Output each entry exactly; skip nothing.

Start of Data in this exercise

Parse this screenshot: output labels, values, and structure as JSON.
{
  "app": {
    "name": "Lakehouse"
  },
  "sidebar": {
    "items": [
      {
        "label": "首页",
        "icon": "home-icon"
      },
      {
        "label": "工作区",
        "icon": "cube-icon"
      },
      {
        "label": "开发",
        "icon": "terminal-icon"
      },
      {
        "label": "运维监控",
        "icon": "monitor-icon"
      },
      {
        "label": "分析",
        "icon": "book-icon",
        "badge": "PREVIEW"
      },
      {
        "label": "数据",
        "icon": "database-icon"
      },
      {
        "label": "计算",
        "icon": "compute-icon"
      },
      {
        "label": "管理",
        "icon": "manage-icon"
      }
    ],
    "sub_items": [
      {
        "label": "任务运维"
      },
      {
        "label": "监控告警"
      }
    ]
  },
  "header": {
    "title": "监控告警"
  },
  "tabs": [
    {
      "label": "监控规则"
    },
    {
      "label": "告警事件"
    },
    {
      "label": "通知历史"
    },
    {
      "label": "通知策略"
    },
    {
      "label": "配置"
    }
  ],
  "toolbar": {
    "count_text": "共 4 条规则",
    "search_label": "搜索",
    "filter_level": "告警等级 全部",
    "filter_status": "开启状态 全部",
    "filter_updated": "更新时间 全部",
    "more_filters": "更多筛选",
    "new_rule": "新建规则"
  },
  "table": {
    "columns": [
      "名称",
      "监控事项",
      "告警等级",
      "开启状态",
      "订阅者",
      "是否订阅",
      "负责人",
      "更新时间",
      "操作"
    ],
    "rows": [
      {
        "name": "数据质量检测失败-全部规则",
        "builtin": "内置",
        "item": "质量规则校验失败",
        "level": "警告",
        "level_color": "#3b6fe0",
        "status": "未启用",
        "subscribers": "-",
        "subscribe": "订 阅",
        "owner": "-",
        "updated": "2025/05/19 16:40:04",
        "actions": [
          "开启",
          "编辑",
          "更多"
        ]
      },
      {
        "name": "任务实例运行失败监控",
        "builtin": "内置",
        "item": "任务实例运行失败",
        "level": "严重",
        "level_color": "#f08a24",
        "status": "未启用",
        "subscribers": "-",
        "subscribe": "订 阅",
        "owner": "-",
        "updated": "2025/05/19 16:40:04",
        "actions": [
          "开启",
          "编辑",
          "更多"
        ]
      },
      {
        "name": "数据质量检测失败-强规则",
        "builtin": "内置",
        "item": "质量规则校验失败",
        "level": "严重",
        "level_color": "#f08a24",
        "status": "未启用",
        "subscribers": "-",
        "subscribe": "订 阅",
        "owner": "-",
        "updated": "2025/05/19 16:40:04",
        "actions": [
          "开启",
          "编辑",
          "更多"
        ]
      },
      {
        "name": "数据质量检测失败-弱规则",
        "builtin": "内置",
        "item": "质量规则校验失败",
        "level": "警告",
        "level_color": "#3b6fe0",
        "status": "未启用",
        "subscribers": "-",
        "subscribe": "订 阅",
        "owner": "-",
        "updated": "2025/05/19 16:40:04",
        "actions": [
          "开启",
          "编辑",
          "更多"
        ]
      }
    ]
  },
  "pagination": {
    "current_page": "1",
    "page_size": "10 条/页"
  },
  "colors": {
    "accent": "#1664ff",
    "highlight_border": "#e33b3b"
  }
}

End of Data in this exercise

#### Written response:
Parse this screenshot: output labels, values, and structure as JSON.
{
  "app": {
    "name": "Lakehouse"
  },
  "sidebar": {
    "items": [
      {
        "label": "首页",
        "icon": "home-icon"
      },
      {
        "label": "工作区",
        "icon": "cube-icon"
      },
      {
        "label": "开发",
        "icon": "terminal-icon"
      },
      {
        "label": "运维监控",
        "icon": "monitor-icon"
      },
      {
        "label": "分析",
        "icon": "book-icon",
        "badge": "PREVIEW"
      },
      {
        "label": "数据",
        "icon": "database-icon"
      },
      {
        "label": "计算",
        "icon": "compute-icon"
      },
      {
        "label": "管理",
        "icon": "manage-icon"
      }
    ],
    "sub_items": [
      {
        "label": "任务运维"
      },
      {
        "label": "监控告警"
      }
    ]
  },
  "header": {
    "title": "监控告警"
  },
  "tabs": [
    {
      "label": "监控规则"
    },
    {
      "label": "告警事件"
    },
    {
      "label": "通知历史"
    },
    {
      "label": "通知策略"
    },
    {
      "label": "配置"
    }
  ],
  "toolbar": {
    "count_text": "共 4 条规则",
    "search_label": "搜索",
    "filter_level": "告警等级 全部",
    "filter_status": "开启状态 全部",
    "filter_updated": "更新时间 全部",
    "more_filters": "更多筛选",
    "new_rule": "新建规则"
  },
  "table": {
    "columns": [
      "名称",
      "监控事项",
      "告警等级",
      "开启状态",
      "订阅者",
      "是否订阅",
      "负责人",
      "更新时间",
      "操作"
    ],
    "rows": [
      {
        "name": "数据质量检测失败-全部规则",
        "builtin": "内置",
        "item": "质量规则校验失败",
        "level": "警告",
        "level_color": "#3b6fe0",
        "status": "未启用",
        "subscribers": "-",
        "subscribe": "订 阅",
        "owner": "-",
        "updated": "2025/05/19 16:40:04",
        "actions": [
          "开启",
          "编辑",
          "更多"
        ]
      },
      {
        "name": "任务实例运行失败监控",
        "builtin": "内置",
        "item": "任务实例运行失败",
        "level": "严重",
        "level_color": "#f08a24",
        "status": "未启用",
        "subscribers": "-",
        "subscribe": "订 阅",
        "owner": "-",
        "updated": "2025/05/19 16:40:04",
        "actions": [
          "开启",
          "编辑",
          "更多"
        ]
      },
      {
        "name": "数据质量检测失败-强规则",
        "builtin": "内置",
        "item": "质量规则校验失败",
        "level": "严重",
        "level_color": "#f08a24",
        "status": "未启用",
        "subscribers": "-",
        "subscribe": "订 阅",
        "owner": "-",
        "updated": "2025/05/19 16:40:04",
        "actions": [
          "开启",
          "编辑",
          "更多"
        ]
      },
      {
        "name": "数据质量检测失败-弱规则",
        "builtin": "内置",
        "item": "质量规则校验失败",
        "level": "警告",
        "level_color": "#3b6fe0",
        "status": "未启用",
        "subscribers": "-",
        "subscribe": "订 阅",
        "owner": "-",
        "updated": "2025/05/19 16:40:04",
        "actions": [
          "开启",
          "编辑",
          "更多"
        ]
      }
    ]
  },
  "pagination": {
    "current_page": "1",
    "page_size": "10 条/页"
  },
  "colors": {
    "accent": "#1664ff",
    "highlight_border": "#e33b3b"
  }
}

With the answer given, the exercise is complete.